(Stored records)
— BEGIN —
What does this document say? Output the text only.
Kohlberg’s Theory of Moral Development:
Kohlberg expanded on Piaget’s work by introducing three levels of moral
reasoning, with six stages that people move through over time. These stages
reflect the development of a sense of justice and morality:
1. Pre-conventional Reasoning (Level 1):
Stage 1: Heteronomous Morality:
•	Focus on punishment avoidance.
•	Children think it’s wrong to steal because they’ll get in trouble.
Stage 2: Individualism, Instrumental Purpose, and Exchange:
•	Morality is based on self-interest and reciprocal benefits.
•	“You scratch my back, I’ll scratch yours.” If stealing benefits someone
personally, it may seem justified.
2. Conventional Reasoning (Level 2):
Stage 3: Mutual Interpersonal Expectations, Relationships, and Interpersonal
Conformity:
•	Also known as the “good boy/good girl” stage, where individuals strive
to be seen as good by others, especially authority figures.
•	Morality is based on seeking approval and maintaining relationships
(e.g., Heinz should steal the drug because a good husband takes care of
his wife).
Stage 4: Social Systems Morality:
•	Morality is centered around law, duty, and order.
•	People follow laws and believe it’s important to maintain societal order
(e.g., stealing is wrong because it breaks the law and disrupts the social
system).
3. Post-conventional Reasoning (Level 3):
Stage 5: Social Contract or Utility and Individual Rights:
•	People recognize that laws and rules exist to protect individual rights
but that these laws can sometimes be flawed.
— END —
» GOAL:
Write out the complete set of records exactly as given.

» EXERCISE SOLUTION:
What does this document say? Output the text only.
Kohlberg’s Theory of Moral Development:
Kohlberg expanded on Piaget’s work by introducing three levels of moral
reasoning, with six stages that people move through over time. These stages
reflect the development of a sense of justice and morality:
1. Pre-conventional Reasoning (Level 1):
Stage 1: Heteronomous Morality:
•	Focus on punishment avoidance.
•	Children think it’s wrong to steal because they’ll get in trouble.
Stage 2: Individualism, Instrumental Purpose, and Exchange:
•	Morality is based on self-interest and reciprocal benefits.
•	“You scratch my back, I’ll scratch yours.” If stealing benefits someone
personally, it may seem justified.
2. Conventional Reasoning (Level 2):
Stage 3: Mutual Interpersonal Expectations, Relationships, and Interpersonal
Conformity:
•	Also known as the “good boy/good girl” stage, where individuals strive
to be seen as good by others, especially authority figures.
•	Morality is based on seeking approval and maintaining relationships
(e.g., Heinz should steal the drug because a good husband takes care of
his wife).
Stage 4: Social Systems Morality:
•	Morality is centered around law, duty, and order.
•	People follow laws and believe it’s important to maintain societal order
(e.g., stealing is wrong because it breaks the law and disrupts the social
system).
3. Post-conventional Reasoning (Level 3):
Stage 5: Social Contract or Utility and Individual Rights:
•	People recognize that laws and rules exist to protect individual rights
but that these laws can sometimes be flawed.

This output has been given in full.